:: Stated task ::
Each line that holds the word "理论培训" counts once; give the total for the records below and nothing else.

:: Task material ::
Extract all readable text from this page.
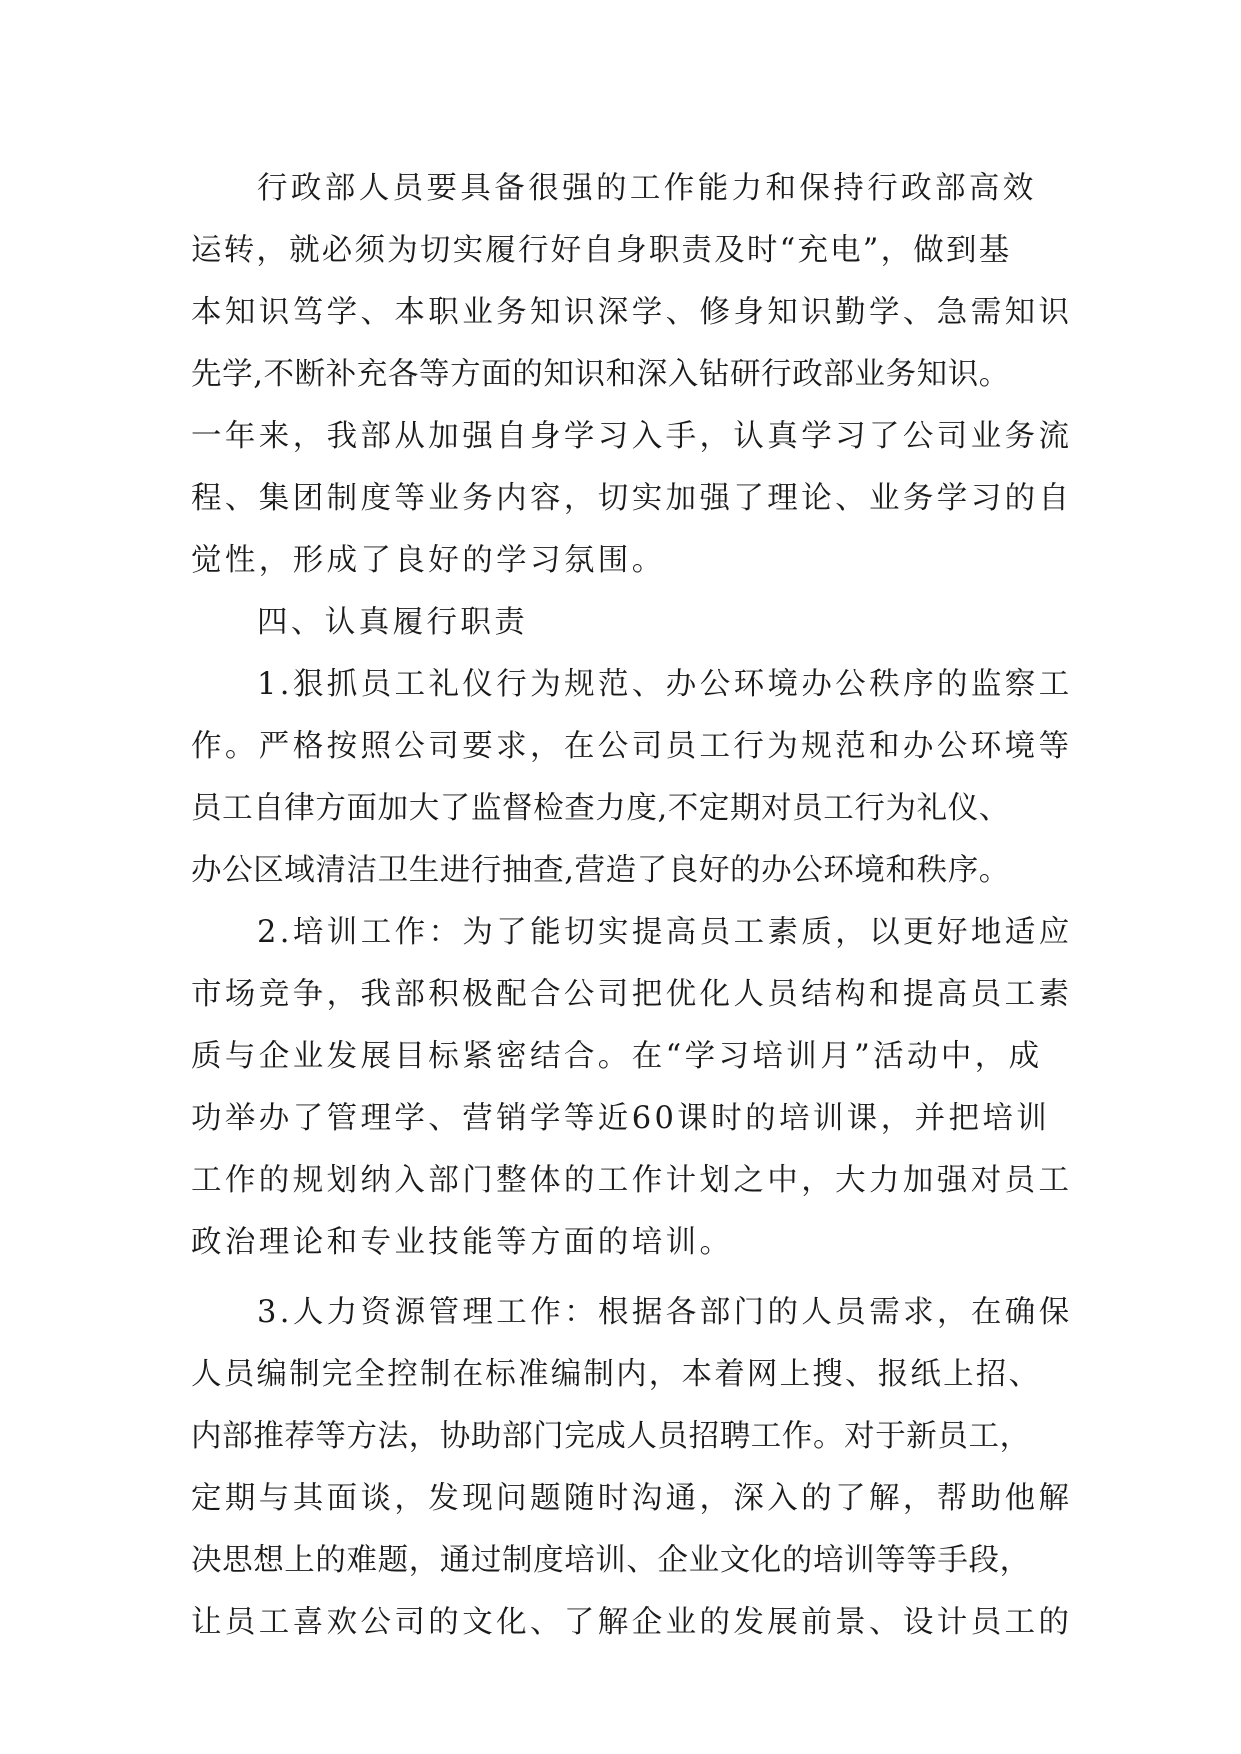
行政部人员要具备很强的工作能力和保持行政部高效
运转，就必须为切实履行好自身职责及时“充电”，做到基
本知识笃学、本职业务知识深学、修身知识勤学、急需知识
先学,不断补充各等方面的知识和深入钻研行政部业务知识。
一年来，我部从加强自身学习入手，认真学习了公司业务流
程、集团制度等业务内容，切实加强了理论、业务学习的自
觉性，形成了良好的学习氛围。
四、认真履行职责
1.狠抓员工礼仪行为规范、办公环境办公秩序的监察工
作。严格按照公司要求，在公司员工行为规范和办公环境等
员工自律方面加大了监督检查力度,不定期对员工行为礼仪、
办公区域清洁卫生进行抽查,营造了良好的办公环境和秩序。
2.培训工作：为了能切实提高员工素质，以更好地适应
市场竞争，我部积极配合公司把优化人员结构和提高员工素
质与企业发展目标紧密结合。在“学习培训月”活动中，成
功举办了管理学、营销学等近60课时的培训课，并把培训
工作的规划纳入部门整体的工作计划之中，大力加强对员工
政治理论和专业技能等方面的培训。
3.人力资源管理工作：根据各部门的人员需求，在确保
人员编制完全控制在标准编制内，本着网上搜、报纸上招、
内部推荐等方法，协助部门完成人员招聘工作。对于新员工，
定期与其面谈，发现问题随时沟通，深入的了解，帮助他解
决思想上的难题，通过制度培训、企业文化的培训等等手段，
让员工喜欢公司的文化、了解企业的发展前景、设计员工的
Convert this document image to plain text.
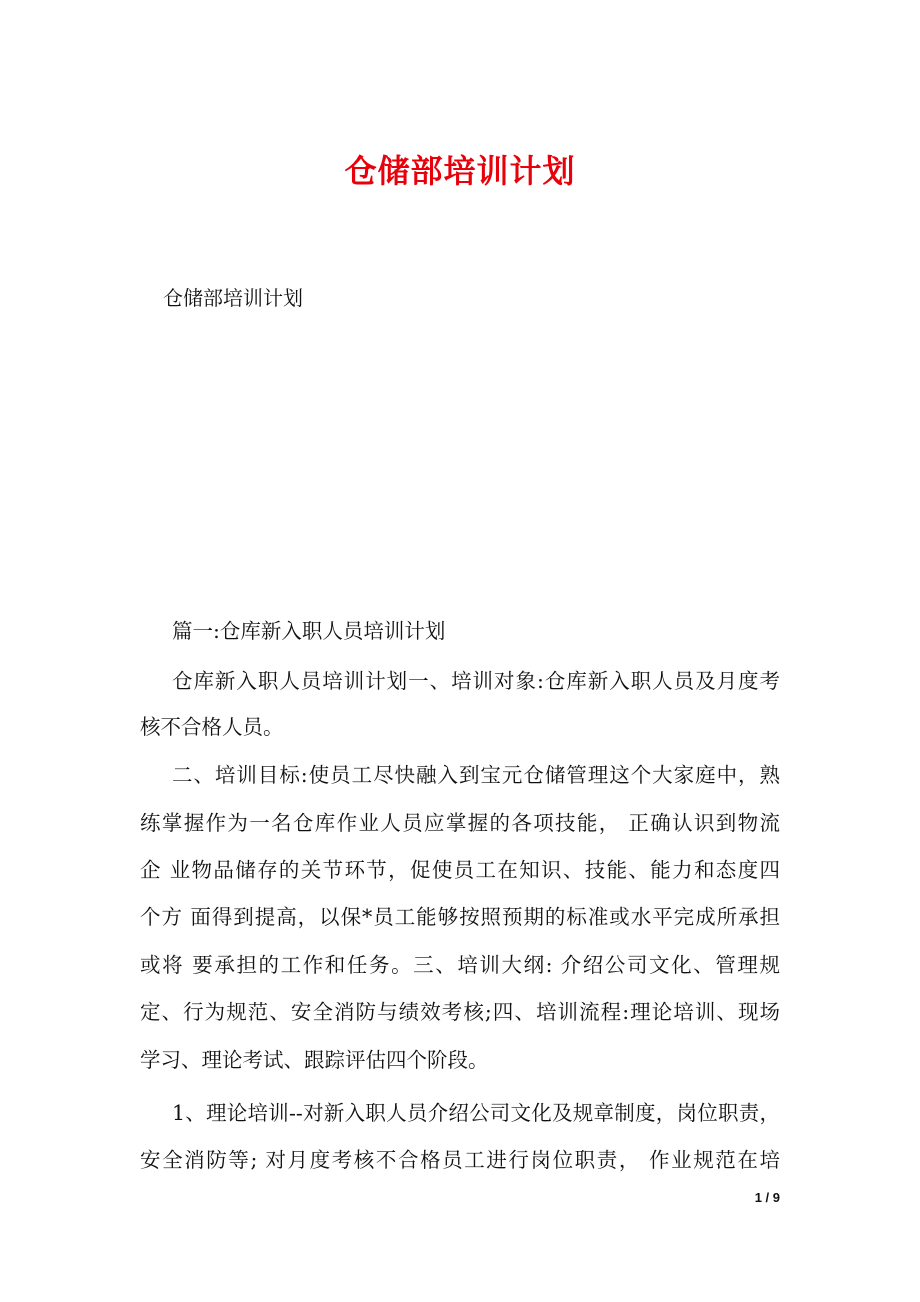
仓储部培训计划
仓储部培训计划
篇一:仓库新入职人员培训计划
仓库新入职人员培训计划一、培训对象:仓库新入职人员及月度考
核不合格人员。
二、培训目标:使员工尽快融入到宝元仓储管理这个大家庭中，熟
练掌握作为一名仓库作业人员应掌握的各项技能， 正确认识到物流
企 业物品储存的关节环节，促使员工在知识、技能、能力和态度四
个方 面得到提高，以保*员工能够按照预期的标准或水平完成所承担
或将 要承担的工作和任务。三、培训大纲: 介绍公司文化、管理规
定、行为规范、安全消防与绩效考核;四、培训流程:理论培训、现场
学习、理论考试、跟踪评估四个阶段。
1、理论培训--对新入职人员介绍公司文化及规章制度，岗位职责，
安全消防等; 对月度考核不合格员工进行岗位职责， 作业规范在培
1 / 9
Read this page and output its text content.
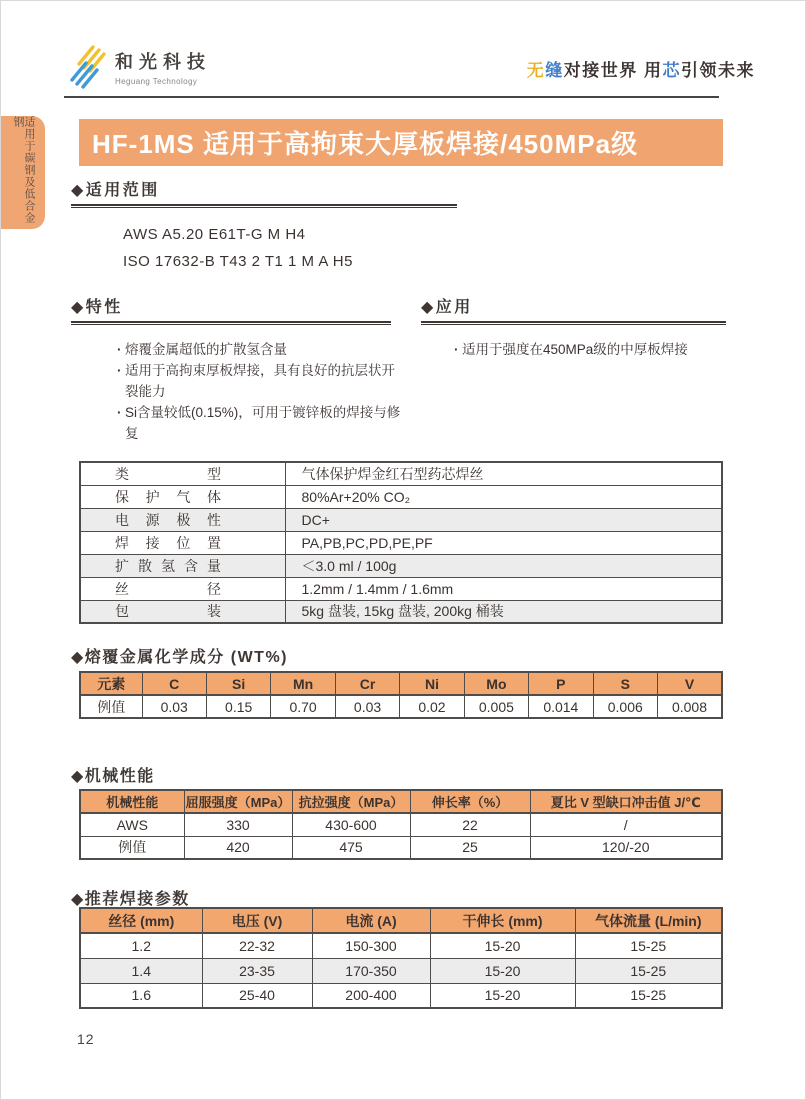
和光科技
Heguang Technology
无缝对接世界 用芯引领未来
适用于碳钢及低合金钢
HF-1MS 适用于高拘束大厚板焊接/450MPa级
◆适用范围
AWS A5.20 E61T-G M H4
ISO 17632-B T43 2 T1 1 M A H5
◆特性
· 熔覆金属超低的扩散氢含量
· 适用于高拘束厚板焊接，具有良好的抗层状开裂能力
· Si含量较低(0.15%)，可用于镀锌板的焊接与修复
◆应用
· 适用于强度在450MPa级的中厚板焊接
类型	气体保护焊金红石型药芯焊丝

保护气体	80%Ar+20% CO₂

电源极性	DC+

焊接位置	PA,PB,PC,PD,PE,PF

扩散氢含量	＜3.0 ml / 100g

丝径	1.2mm / 1.4mm / 1.6mm

包装	5kg 盘装, 15kg 盘装, 200kg 桶装
◆熔覆金属化学成分 (WT%)
元素	C	Si	Mn	Cr	Ni	Mo	P	S	V
例值	0.03	0.15	0.70	0.03	0.02	0.005	0.014	0.006	0.008
◆机械性能
机械性能	屈服强度（MPa）	抗拉强度（MPa）	伸长率（%）	夏比 V 型缺口冲击值 J/℃
AWS	330	430-600	22	/
例值	420	475	25	120/-20
◆推荐焊接参数
丝径 (mm)	电压 (V)	电流 (A)	干伸长 (mm)	气体流量 (L/min)
1.2	22-32	150-300	15-20	15-25
1.4	23-35	170-350	15-20	15-25
1.6	25-40	200-400	15-20	15-25
12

:: Response to the exercise ::
2